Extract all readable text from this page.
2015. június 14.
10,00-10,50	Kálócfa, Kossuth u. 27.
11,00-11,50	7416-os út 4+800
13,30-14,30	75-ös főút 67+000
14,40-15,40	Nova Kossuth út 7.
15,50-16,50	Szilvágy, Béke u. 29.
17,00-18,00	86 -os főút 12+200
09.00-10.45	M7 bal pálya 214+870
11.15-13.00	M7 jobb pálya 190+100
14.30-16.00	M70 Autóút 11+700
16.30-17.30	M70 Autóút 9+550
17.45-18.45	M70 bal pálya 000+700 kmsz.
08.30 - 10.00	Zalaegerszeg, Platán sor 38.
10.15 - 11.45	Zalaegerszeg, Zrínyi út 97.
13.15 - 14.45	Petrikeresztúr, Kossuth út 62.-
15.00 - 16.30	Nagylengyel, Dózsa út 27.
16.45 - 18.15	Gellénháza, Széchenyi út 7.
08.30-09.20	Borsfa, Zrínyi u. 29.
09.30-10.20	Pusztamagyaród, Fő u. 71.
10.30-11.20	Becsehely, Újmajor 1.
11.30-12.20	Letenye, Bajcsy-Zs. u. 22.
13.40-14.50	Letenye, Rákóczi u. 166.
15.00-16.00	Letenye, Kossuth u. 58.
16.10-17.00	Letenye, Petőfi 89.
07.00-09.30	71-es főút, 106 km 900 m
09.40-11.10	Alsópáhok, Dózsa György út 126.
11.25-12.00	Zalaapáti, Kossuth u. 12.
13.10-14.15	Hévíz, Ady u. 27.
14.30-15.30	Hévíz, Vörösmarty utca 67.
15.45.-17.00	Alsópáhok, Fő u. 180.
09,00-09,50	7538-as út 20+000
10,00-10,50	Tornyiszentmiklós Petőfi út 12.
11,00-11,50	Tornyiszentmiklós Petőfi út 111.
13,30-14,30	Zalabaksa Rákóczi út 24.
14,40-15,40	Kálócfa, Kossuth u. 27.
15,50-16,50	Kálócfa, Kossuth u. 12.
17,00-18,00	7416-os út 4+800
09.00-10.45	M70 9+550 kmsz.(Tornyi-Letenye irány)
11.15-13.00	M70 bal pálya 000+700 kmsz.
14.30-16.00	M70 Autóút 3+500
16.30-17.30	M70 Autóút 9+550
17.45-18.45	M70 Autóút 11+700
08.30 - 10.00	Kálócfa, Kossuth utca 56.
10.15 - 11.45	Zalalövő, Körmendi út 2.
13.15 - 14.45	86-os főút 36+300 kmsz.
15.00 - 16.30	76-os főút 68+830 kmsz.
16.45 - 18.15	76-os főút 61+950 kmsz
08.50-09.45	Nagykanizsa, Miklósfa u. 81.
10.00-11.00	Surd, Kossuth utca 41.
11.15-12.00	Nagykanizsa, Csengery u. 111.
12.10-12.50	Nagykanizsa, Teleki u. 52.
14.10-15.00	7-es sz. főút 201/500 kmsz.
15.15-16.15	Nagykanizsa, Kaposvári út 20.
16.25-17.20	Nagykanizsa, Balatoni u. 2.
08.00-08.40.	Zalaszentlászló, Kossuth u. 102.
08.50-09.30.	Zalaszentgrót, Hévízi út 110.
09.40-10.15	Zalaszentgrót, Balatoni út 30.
········
### What is being asked
Working from the material above, retype it in its entirety without change.

### Solution for this task
Extract all readable text from this page.
2015. június 14.
10,00-10,50	Kálócfa, Kossuth u. 27.
11,00-11,50	7416-os út 4+800
13,30-14,30	75-ös főút 67+000
14,40-15,40	Nova Kossuth út 7.
15,50-16,50	Szilvágy, Béke u. 29.
17,00-18,00	86 -os főút 12+200
09.00-10.45	M7 bal pálya 214+870
11.15-13.00	M7 jobb pálya 190+100
14.30-16.00	M70 Autóút 11+700
16.30-17.30	M70 Autóút 9+550
17.45-18.45	M70 bal pálya 000+700 kmsz.
08.30 - 10.00	Zalaegerszeg, Platán sor 38.
10.15 - 11.45	Zalaegerszeg, Zrínyi út 97.
13.15 - 14.45	Petrikeresztúr, Kossuth út 62.-
15.00 - 16.30	Nagylengyel, Dózsa út 27.
16.45 - 18.15	Gellénháza, Széchenyi út 7.
08.30-09.20	Borsfa, Zrínyi u. 29.
09.30-10.20	Pusztamagyaród, Fő u. 71.
10.30-11.20	Becsehely, Újmajor 1.
11.30-12.20	Letenye, Bajcsy-Zs. u. 22.
13.40-14.50	Letenye, Rákóczi u. 166.
15.00-16.00	Letenye, Kossuth u. 58.
16.10-17.00	Letenye, Petőfi 89.
07.00-09.30	71-es főút, 106 km 900 m
09.40-11.10	Alsópáhok, Dózsa György út 126.
11.25-12.00	Zalaapáti, Kossuth u. 12.
13.10-14.15	Hévíz, Ady u. 27.
14.30-15.30	Hévíz, Vörösmarty utca 67.
15.45.-17.00	Alsópáhok, Fő u. 180.
09,00-09,50	7538-as út 20+000
10,00-10,50	Tornyiszentmiklós Petőfi út 12.
11,00-11,50	Tornyiszentmiklós Petőfi út 111.
13,30-14,30	Zalabaksa Rákóczi út 24.
14,40-15,40	Kálócfa, Kossuth u. 27.
15,50-16,50	Kálócfa, Kossuth u. 12.
17,00-18,00	7416-os út 4+800
09.00-10.45	M70 9+550 kmsz.(Tornyi-Letenye irány)
11.15-13.00	M70 bal pálya 000+700 kmsz.
14.30-16.00	M70 Autóút 3+500
16.30-17.30	M70 Autóút 9+550
17.45-18.45	M70 Autóút 11+700
08.30 - 10.00	Kálócfa, Kossuth utca 56.
10.15 - 11.45	Zalalövő, Körmendi út 2.
13.15 - 14.45	86-os főút 36+300 kmsz.
15.00 - 16.30	76-os főút 68+830 kmsz.
16.45 - 18.15	76-os főút 61+950 kmsz
08.50-09.45	Nagykanizsa, Miklósfa u. 81.
10.00-11.00	Surd, Kossuth utca 41.
11.15-12.00	Nagykanizsa, Csengery u. 111.
12.10-12.50	Nagykanizsa, Teleki u. 52.
14.10-15.00	7-es sz. főút 201/500 kmsz.
15.15-16.15	Nagykanizsa, Kaposvári út 20.
16.25-17.20	Nagykanizsa, Balatoni u. 2.
08.00-08.40.	Zalaszentlászló, Kossuth u. 102.
08.50-09.30.	Zalaszentgrót, Hévízi út 110.
09.40-10.15	Zalaszentgrót, Balatoni út 30.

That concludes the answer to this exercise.